== Provided data ==

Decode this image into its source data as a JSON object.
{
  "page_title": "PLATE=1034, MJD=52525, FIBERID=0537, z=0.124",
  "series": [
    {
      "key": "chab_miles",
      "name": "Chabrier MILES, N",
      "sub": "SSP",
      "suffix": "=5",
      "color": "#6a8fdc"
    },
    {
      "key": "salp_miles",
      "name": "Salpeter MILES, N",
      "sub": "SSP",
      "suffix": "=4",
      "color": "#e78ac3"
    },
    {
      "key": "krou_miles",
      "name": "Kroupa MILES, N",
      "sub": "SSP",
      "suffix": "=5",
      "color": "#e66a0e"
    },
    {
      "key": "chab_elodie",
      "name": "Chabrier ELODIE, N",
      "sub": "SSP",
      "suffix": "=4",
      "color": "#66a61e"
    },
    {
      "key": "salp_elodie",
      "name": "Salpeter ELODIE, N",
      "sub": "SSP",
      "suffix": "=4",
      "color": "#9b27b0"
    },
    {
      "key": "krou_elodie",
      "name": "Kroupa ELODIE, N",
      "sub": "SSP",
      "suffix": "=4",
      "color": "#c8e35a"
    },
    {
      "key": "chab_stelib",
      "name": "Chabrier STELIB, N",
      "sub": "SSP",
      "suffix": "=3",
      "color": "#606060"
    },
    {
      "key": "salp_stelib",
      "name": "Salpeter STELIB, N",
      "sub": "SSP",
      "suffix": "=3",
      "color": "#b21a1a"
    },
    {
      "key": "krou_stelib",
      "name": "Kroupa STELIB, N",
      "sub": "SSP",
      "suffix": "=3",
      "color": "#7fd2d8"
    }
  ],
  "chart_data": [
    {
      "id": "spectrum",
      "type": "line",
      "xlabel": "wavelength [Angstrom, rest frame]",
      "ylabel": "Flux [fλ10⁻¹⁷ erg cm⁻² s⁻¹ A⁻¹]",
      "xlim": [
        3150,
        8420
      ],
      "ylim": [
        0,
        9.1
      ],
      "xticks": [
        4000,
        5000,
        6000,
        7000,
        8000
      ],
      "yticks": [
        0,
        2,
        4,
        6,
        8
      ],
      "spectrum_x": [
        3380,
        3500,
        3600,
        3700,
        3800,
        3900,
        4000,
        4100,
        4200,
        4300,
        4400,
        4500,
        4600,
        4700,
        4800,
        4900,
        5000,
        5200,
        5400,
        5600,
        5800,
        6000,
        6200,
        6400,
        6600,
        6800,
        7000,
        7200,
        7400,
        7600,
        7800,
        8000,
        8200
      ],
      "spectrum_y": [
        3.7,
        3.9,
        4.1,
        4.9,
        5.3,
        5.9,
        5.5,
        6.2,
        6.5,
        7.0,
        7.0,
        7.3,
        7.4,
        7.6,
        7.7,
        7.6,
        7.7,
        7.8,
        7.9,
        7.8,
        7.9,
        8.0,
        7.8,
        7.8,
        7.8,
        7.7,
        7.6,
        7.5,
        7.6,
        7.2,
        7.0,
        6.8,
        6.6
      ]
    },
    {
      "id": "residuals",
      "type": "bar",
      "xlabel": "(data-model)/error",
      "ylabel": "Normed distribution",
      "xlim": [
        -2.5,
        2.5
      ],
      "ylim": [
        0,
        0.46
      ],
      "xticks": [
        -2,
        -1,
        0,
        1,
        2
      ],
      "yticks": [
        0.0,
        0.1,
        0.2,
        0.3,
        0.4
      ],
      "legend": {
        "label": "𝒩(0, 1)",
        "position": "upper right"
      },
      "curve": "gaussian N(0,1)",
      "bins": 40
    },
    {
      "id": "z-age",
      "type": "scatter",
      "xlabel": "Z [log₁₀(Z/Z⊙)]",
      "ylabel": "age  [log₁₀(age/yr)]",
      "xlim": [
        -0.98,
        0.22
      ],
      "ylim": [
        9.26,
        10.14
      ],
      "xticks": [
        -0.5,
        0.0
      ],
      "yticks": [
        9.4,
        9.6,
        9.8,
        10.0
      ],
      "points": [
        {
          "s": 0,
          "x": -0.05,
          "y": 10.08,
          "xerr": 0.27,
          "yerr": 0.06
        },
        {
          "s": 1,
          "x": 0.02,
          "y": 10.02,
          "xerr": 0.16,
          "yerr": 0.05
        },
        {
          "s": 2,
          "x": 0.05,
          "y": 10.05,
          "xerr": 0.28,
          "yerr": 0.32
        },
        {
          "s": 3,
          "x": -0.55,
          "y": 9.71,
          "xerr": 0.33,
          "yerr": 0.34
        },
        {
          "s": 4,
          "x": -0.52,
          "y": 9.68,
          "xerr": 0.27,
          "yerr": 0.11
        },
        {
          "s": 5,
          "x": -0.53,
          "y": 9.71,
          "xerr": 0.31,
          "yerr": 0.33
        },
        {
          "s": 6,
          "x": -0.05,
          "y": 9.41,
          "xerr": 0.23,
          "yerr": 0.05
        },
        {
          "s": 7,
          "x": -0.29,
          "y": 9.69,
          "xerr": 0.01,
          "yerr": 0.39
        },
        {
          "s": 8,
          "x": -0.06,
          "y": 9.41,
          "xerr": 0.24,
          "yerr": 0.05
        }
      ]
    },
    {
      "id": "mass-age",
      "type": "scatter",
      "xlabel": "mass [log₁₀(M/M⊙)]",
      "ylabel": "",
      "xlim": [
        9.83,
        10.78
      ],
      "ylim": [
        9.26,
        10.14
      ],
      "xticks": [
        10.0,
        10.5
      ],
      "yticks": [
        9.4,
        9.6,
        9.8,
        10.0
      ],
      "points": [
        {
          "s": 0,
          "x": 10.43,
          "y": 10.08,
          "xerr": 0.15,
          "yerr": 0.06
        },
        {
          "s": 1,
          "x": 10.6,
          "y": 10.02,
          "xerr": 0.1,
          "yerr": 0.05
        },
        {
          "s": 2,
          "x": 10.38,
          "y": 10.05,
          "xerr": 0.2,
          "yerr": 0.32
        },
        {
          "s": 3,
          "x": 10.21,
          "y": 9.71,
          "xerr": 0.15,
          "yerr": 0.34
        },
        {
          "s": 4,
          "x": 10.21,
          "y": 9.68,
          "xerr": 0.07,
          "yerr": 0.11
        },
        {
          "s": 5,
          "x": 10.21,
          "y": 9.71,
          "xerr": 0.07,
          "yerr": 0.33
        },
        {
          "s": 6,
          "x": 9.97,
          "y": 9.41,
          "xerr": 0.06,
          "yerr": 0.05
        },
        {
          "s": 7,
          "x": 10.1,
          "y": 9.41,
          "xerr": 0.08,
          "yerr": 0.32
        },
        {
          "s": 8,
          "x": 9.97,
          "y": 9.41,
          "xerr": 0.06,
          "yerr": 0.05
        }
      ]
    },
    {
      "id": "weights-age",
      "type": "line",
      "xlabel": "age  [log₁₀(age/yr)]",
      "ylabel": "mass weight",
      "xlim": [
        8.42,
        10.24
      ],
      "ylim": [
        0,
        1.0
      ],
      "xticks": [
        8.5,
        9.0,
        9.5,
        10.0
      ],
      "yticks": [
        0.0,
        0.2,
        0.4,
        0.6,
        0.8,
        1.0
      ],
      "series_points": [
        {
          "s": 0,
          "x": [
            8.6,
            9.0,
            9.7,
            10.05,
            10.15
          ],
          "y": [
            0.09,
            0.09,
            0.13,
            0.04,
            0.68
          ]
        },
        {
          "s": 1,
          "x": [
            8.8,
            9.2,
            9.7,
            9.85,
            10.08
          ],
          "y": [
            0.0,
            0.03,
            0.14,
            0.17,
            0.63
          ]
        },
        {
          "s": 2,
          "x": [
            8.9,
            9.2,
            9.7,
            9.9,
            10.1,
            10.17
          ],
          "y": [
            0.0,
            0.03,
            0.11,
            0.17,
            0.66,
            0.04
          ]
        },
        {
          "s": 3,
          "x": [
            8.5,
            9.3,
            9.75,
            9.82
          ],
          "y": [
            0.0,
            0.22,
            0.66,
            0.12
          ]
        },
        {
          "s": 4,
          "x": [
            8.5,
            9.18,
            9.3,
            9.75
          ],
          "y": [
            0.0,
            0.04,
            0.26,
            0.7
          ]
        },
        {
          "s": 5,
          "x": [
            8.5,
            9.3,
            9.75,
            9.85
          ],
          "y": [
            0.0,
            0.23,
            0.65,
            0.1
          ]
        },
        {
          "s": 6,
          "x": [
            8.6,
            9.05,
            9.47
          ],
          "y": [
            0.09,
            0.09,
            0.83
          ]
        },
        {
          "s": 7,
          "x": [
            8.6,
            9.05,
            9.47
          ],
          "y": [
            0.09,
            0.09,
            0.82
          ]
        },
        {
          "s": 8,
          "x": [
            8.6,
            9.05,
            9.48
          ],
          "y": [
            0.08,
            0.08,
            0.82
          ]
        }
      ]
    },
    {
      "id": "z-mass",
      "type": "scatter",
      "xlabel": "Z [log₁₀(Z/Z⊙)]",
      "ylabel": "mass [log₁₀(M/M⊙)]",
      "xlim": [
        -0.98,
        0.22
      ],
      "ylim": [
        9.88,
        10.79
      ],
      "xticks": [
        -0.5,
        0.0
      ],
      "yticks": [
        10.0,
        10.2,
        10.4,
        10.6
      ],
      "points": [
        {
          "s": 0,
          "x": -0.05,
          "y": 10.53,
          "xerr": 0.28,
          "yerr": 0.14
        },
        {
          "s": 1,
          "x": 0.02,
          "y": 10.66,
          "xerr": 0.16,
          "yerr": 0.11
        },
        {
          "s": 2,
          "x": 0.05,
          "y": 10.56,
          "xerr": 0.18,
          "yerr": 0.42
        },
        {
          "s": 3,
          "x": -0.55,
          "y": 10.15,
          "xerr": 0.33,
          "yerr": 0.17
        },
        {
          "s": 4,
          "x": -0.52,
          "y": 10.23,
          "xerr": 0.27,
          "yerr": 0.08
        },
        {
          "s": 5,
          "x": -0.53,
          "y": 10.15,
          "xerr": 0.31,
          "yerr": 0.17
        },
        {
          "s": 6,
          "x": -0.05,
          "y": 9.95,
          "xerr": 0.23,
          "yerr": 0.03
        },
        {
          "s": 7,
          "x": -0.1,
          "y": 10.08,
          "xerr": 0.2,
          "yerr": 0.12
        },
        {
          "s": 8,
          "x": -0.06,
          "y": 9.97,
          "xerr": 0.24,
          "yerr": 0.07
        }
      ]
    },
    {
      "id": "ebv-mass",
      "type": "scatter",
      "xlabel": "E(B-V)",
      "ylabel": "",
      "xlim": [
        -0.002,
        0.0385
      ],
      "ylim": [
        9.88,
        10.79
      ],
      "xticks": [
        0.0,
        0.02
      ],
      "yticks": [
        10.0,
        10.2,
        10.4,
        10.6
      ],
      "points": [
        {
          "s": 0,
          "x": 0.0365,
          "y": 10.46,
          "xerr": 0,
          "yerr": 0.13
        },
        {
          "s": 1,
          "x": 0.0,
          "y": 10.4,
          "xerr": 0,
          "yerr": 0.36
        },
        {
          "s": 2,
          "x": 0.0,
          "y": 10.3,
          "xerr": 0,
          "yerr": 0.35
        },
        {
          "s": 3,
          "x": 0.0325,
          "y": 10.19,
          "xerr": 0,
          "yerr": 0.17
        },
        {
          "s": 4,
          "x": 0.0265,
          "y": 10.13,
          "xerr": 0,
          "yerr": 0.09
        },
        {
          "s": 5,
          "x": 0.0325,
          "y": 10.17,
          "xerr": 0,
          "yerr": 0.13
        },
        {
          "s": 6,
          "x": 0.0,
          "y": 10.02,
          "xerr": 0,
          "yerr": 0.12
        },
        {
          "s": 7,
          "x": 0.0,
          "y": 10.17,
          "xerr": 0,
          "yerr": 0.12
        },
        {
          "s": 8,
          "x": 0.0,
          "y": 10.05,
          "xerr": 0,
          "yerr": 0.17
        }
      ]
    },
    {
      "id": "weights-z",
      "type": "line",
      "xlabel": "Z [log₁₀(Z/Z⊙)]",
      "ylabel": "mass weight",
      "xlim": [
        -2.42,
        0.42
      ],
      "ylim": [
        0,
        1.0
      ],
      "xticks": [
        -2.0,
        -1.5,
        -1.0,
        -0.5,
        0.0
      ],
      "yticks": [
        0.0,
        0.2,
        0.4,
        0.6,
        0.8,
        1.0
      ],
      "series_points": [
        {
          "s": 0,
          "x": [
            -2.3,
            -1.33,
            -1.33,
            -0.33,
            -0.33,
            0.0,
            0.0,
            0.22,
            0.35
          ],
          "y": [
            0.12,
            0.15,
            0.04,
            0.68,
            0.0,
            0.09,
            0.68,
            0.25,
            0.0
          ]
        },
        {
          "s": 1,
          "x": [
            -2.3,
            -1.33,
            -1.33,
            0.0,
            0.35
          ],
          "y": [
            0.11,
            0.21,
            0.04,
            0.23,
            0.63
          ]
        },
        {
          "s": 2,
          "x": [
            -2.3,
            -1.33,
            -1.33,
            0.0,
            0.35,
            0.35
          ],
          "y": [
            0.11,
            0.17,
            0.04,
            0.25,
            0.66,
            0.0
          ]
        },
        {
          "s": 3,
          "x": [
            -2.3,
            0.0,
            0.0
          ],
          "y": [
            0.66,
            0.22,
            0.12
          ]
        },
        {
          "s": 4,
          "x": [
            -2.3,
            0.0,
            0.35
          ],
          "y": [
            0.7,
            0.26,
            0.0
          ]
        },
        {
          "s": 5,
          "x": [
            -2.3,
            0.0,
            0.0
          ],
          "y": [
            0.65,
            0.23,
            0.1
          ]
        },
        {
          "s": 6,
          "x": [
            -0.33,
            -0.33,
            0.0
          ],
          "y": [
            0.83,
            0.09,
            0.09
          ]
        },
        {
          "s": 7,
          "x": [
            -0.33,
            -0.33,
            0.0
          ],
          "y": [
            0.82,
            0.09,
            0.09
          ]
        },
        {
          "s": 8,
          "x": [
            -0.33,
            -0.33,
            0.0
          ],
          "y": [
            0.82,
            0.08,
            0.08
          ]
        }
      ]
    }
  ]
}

===
== Provided data ==

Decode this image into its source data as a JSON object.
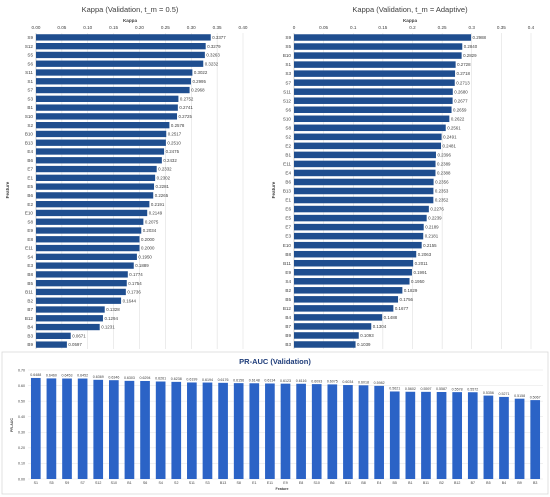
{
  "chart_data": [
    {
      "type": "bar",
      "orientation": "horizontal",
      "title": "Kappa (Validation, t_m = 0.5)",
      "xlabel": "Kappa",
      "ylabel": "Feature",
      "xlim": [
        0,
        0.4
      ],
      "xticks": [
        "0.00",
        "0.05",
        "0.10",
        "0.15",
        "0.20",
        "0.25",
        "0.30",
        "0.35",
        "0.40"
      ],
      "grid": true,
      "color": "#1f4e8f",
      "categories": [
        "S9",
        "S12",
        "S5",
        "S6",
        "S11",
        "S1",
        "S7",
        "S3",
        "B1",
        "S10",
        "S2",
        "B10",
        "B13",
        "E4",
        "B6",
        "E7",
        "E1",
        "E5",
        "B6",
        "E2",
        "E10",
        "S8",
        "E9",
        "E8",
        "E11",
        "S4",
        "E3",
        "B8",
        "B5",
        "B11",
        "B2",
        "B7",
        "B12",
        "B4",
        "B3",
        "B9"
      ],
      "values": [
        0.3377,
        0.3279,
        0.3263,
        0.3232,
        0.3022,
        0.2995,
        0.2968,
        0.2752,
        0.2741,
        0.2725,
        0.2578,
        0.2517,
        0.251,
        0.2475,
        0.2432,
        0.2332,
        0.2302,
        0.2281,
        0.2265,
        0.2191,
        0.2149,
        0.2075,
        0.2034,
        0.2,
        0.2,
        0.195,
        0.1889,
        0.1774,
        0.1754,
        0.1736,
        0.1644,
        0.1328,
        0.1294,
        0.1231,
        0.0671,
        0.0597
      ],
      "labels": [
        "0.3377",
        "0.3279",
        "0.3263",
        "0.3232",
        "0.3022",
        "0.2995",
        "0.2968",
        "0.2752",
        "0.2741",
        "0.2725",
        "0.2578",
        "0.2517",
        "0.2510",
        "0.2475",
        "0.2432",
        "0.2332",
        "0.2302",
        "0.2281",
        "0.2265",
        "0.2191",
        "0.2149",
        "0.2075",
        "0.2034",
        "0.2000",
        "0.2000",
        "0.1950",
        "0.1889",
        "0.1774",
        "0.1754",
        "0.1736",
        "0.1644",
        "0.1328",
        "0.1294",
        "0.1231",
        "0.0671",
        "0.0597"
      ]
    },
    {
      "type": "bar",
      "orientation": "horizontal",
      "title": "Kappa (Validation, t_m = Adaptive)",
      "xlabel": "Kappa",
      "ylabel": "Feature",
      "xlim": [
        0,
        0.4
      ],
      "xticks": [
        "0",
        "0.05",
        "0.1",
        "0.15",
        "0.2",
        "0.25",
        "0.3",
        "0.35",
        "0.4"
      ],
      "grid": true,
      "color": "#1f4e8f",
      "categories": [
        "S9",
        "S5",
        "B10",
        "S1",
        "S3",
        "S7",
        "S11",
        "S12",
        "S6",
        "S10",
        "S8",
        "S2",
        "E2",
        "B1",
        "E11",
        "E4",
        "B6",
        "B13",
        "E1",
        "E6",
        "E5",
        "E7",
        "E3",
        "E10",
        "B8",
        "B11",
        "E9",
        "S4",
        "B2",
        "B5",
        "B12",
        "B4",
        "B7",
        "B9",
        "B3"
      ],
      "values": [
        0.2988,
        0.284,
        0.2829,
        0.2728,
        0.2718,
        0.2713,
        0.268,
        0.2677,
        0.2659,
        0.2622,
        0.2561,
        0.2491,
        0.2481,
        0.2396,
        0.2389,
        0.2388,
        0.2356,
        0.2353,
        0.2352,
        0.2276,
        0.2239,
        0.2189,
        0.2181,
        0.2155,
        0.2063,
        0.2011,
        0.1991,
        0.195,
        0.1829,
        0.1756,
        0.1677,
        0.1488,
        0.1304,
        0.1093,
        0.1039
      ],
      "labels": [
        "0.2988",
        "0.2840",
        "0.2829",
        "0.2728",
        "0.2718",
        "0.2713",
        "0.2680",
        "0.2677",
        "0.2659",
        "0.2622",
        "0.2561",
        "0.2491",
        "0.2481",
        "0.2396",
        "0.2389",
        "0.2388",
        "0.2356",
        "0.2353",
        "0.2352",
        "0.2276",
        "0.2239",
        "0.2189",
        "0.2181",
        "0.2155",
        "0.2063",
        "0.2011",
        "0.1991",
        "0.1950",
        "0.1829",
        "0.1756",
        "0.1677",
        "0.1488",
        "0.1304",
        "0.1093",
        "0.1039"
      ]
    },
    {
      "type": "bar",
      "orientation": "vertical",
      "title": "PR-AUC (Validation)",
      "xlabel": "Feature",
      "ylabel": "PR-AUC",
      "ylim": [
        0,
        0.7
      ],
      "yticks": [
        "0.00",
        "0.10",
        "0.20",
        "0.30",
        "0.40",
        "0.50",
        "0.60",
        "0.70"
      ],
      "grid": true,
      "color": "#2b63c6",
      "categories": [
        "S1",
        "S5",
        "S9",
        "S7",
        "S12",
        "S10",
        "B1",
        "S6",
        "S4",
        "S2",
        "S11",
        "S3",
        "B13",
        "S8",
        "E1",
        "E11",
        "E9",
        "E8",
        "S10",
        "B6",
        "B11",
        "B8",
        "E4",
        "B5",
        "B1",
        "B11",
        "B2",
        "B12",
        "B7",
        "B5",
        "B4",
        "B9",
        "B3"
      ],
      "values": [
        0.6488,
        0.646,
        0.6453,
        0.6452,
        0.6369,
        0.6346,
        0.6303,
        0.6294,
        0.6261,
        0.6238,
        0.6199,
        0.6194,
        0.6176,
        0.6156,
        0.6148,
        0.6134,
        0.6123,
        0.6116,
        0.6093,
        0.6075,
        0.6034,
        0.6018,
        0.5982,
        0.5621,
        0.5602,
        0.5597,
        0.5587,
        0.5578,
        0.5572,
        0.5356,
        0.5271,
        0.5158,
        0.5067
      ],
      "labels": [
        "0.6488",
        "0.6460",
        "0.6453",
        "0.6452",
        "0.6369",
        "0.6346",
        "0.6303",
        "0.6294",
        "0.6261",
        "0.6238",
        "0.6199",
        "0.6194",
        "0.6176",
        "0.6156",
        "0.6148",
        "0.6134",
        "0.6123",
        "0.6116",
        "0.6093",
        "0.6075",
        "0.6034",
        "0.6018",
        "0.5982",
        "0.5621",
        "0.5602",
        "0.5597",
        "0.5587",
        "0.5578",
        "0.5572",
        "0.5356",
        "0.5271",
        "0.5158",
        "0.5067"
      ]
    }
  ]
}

===

What is expected – Determine how many lines of this listing contain "xlabel", and give only the number.

Response below – 11